All of the data must be printed exactly; please include every line.

########

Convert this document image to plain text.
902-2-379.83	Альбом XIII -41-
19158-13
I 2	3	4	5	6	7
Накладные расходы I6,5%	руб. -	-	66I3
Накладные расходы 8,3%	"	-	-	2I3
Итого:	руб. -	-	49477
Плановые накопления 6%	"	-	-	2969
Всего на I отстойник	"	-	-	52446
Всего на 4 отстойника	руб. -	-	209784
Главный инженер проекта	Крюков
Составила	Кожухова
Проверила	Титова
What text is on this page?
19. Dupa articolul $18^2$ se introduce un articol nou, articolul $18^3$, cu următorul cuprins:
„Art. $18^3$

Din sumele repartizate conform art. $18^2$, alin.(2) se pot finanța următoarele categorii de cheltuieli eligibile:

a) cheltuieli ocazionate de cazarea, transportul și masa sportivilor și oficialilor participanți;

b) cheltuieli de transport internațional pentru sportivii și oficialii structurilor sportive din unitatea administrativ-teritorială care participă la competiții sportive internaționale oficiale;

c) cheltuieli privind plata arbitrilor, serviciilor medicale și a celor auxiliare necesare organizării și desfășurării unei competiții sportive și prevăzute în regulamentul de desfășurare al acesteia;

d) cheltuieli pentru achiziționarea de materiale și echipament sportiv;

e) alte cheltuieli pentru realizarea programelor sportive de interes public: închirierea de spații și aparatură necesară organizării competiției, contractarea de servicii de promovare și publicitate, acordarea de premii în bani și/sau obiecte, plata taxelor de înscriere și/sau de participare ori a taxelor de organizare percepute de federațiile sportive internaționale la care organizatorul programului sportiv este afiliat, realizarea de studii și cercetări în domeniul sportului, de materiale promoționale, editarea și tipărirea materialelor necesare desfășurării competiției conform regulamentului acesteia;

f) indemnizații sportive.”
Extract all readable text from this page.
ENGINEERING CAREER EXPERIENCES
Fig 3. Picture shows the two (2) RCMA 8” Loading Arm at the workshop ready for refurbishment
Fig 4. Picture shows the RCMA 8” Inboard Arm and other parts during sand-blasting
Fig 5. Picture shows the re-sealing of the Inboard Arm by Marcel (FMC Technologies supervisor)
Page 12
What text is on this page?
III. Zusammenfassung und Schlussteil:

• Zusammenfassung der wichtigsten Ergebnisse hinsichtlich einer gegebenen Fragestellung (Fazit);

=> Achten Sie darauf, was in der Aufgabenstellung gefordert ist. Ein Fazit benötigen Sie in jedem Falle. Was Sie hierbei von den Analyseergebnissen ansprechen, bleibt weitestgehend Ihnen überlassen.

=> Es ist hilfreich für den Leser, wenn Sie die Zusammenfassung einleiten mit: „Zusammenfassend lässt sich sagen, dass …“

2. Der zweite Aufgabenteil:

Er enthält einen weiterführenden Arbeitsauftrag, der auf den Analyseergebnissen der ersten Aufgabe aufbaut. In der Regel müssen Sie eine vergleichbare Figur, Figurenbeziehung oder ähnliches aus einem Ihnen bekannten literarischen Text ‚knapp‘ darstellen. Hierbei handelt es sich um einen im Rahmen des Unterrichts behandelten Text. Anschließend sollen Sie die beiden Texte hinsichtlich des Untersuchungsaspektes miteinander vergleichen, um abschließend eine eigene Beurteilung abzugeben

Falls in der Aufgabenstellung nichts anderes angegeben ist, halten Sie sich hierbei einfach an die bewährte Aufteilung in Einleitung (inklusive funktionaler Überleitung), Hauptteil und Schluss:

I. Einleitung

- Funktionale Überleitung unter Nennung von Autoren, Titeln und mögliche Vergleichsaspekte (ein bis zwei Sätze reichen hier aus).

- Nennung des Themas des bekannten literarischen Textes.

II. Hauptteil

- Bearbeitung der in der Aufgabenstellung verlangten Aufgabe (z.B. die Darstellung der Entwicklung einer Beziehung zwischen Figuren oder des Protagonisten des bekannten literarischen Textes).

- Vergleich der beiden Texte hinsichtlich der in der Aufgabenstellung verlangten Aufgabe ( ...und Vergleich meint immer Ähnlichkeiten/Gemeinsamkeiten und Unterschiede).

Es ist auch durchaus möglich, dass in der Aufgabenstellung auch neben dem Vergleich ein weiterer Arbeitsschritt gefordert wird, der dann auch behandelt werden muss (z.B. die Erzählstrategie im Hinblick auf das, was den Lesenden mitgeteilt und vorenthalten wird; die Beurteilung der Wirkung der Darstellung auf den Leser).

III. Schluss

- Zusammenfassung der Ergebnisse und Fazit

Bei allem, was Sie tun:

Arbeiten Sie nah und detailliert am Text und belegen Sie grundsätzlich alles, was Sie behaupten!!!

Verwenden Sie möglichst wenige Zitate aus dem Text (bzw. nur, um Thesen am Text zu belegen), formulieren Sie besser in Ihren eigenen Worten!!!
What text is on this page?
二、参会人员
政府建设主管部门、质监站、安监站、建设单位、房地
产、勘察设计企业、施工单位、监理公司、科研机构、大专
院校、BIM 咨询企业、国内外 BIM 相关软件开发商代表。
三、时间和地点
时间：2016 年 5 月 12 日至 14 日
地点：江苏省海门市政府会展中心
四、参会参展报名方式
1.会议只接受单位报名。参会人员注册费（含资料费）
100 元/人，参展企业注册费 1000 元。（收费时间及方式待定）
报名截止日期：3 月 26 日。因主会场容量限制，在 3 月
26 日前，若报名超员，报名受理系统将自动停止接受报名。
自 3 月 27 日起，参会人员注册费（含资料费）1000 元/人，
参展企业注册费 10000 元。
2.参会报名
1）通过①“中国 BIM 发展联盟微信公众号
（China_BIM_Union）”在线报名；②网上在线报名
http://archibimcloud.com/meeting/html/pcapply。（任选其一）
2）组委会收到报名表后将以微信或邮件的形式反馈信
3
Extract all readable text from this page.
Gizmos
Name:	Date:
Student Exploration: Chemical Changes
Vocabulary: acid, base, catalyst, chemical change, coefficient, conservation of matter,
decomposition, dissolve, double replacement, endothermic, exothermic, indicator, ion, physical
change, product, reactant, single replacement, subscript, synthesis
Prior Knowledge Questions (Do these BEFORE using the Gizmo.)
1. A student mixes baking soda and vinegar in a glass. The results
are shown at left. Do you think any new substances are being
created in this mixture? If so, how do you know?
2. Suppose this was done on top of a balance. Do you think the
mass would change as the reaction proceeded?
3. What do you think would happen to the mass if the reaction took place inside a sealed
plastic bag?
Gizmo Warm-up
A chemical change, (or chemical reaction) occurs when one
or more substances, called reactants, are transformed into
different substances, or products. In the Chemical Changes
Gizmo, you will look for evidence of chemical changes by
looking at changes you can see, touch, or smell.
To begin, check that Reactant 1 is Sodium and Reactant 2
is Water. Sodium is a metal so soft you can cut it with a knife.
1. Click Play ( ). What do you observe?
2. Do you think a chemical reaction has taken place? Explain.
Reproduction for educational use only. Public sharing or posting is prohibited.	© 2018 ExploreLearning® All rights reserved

########

→ Written answer
Convert this document image to plain text.
902-2-379.83	Альбом XIII -41-
19158-13
I 2	3	4	5	6	7
Накладные расходы I6,5%	руб. -	-	66I3
Накладные расходы 8,3%	"	-	-	2I3
Итого:	руб. -	-	49477
Плановые накопления 6%	"	-	-	2969
Всего на I отстойник	"	-	-	52446
Всего на 4 отстойника	руб. -	-	209784
Главный инженер проекта	Крюков
Составила	Кожухова
Проверила	Титова
What text is on this page?
19. Dupa articolul $18^2$ se introduce un articol nou, articolul $18^3$, cu următorul cuprins:
„Art. $18^3$

Din sumele repartizate conform art. $18^2$, alin.(2) se pot finanța următoarele categorii de cheltuieli eligibile:

a) cheltuieli ocazionate de cazarea, transportul și masa sportivilor și oficialilor participanți;

b) cheltuieli de transport internațional pentru sportivii și oficialii structurilor sportive din unitatea administrativ-teritorială care participă la competiții sportive internaționale oficiale;

c) cheltuieli privind plata arbitrilor, serviciilor medicale și a celor auxiliare necesare organizării și desfășurării unei competiții sportive și prevăzute în regulamentul de desfășurare al acesteia;

d) cheltuieli pentru achiziționarea de materiale și echipament sportiv;

e) alte cheltuieli pentru realizarea programelor sportive de interes public: închirierea de spații și aparatură necesară organizării competiției, contractarea de servicii de promovare și publicitate, acordarea de premii în bani și/sau obiecte, plata taxelor de înscriere și/sau de participare ori a taxelor de organizare percepute de federațiile sportive internaționale la care organizatorul programului sportiv este afiliat, realizarea de studii și cercetări în domeniul sportului, de materiale promoționale, editarea și tipărirea materialelor necesare desfășurării competiției conform regulamentului acesteia;

f) indemnizații sportive.”
Extract all readable text from this page.
ENGINEERING CAREER EXPERIENCES
Fig 3. Picture shows the two (2) RCMA 8” Loading Arm at the workshop ready for refurbishment
Fig 4. Picture shows the RCMA 8” Inboard Arm and other parts during sand-blasting
Fig 5. Picture shows the re-sealing of the Inboard Arm by Marcel (FMC Technologies supervisor)
Page 12
What text is on this page?
III. Zusammenfassung und Schlussteil:

• Zusammenfassung der wichtigsten Ergebnisse hinsichtlich einer gegebenen Fragestellung (Fazit);

=> Achten Sie darauf, was in der Aufgabenstellung gefordert ist. Ein Fazit benötigen Sie in jedem Falle. Was Sie hierbei von den Analyseergebnissen ansprechen, bleibt weitestgehend Ihnen überlassen.

=> Es ist hilfreich für den Leser, wenn Sie die Zusammenfassung einleiten mit: „Zusammenfassend lässt sich sagen, dass …“

2. Der zweite Aufgabenteil:

Er enthält einen weiterführenden Arbeitsauftrag, der auf den Analyseergebnissen der ersten Aufgabe aufbaut. In der Regel müssen Sie eine vergleichbare Figur, Figurenbeziehung oder ähnliches aus einem Ihnen bekannten literarischen Text ‚knapp‘ darstellen. Hierbei handelt es sich um einen im Rahmen des Unterrichts behandelten Text. Anschließend sollen Sie die beiden Texte hinsichtlich des Untersuchungsaspektes miteinander vergleichen, um abschließend eine eigene Beurteilung abzugeben

Falls in der Aufgabenstellung nichts anderes angegeben ist, halten Sie sich hierbei einfach an die bewährte Aufteilung in Einleitung (inklusive funktionaler Überleitung), Hauptteil und Schluss:

I. Einleitung

- Funktionale Überleitung unter Nennung von Autoren, Titeln und mögliche Vergleichsaspekte (ein bis zwei Sätze reichen hier aus).

- Nennung des Themas des bekannten literarischen Textes.

II. Hauptteil

- Bearbeitung der in der Aufgabenstellung verlangten Aufgabe (z.B. die Darstellung der Entwicklung einer Beziehung zwischen Figuren oder des Protagonisten des bekannten literarischen Textes).

- Vergleich der beiden Texte hinsichtlich der in der Aufgabenstellung verlangten Aufgabe ( ...und Vergleich meint immer Ähnlichkeiten/Gemeinsamkeiten und Unterschiede).

Es ist auch durchaus möglich, dass in der Aufgabenstellung auch neben dem Vergleich ein weiterer Arbeitsschritt gefordert wird, der dann auch behandelt werden muss (z.B. die Erzählstrategie im Hinblick auf das, was den Lesenden mitgeteilt und vorenthalten wird; die Beurteilung der Wirkung der Darstellung auf den Leser).

III. Schluss

- Zusammenfassung der Ergebnisse und Fazit

Bei allem, was Sie tun:

Arbeiten Sie nah und detailliert am Text und belegen Sie grundsätzlich alles, was Sie behaupten!!!

Verwenden Sie möglichst wenige Zitate aus dem Text (bzw. nur, um Thesen am Text zu belegen), formulieren Sie besser in Ihren eigenen Worten!!!
What text is on this page?
二、参会人员
政府建设主管部门、质监站、安监站、建设单位、房地
产、勘察设计企业、施工单位、监理公司、科研机构、大专
院校、BIM 咨询企业、国内外 BIM 相关软件开发商代表。
三、时间和地点
时间：2016 年 5 月 12 日至 14 日
地点：江苏省海门市政府会展中心
四、参会参展报名方式
1.会议只接受单位报名。参会人员注册费（含资料费）
100 元/人，参展企业注册费 1000 元。（收费时间及方式待定）
报名截止日期：3 月 26 日。因主会场容量限制，在 3 月
26 日前，若报名超员，报名受理系统将自动停止接受报名。
自 3 月 27 日起，参会人员注册费（含资料费）1000 元/人，
参展企业注册费 10000 元。
2.参会报名
1）通过①“中国 BIM 发展联盟微信公众号
（China_BIM_Union）”在线报名；②网上在线报名
http://archibimcloud.com/meeting/html/pcapply。（任选其一）
2）组委会收到报名表后将以微信或邮件的形式反馈信
3
Extract all readable text from this page.
Gizmos
Name:	Date:
Student Exploration: Chemical Changes
Vocabulary: acid, base, catalyst, chemical change, coefficient, conservation of matter,
decomposition, dissolve, double replacement, endothermic, exothermic, indicator, ion, physical
change, product, reactant, single replacement, subscript, synthesis
Prior Knowledge Questions (Do these BEFORE using the Gizmo.)
1. A student mixes baking soda and vinegar in a glass. The results
are shown at left. Do you think any new substances are being
created in this mixture? If so, how do you know?
2. Suppose this was done on top of a balance. Do you think the
mass would change as the reaction proceeded?
3. What do you think would happen to the mass if the reaction took place inside a sealed
plastic bag?
Gizmo Warm-up
A chemical change, (or chemical reaction) occurs when one
or more substances, called reactants, are transformed into
different substances, or products. In the Chemical Changes
Gizmo, you will look for evidence of chemical changes by
looking at changes you can see, touch, or smell.
To begin, check that Reactant 1 is Sodium and Reactant 2
is Water. Sodium is a metal so soft you can cut it with a knife.
1. Click Play ( ). What do you observe?
2. Do you think a chemical reaction has taken place? Explain.
Reproduction for educational use only. Public sharing or posting is prohibited.	© 2018 ExploreLearning® All rights reserved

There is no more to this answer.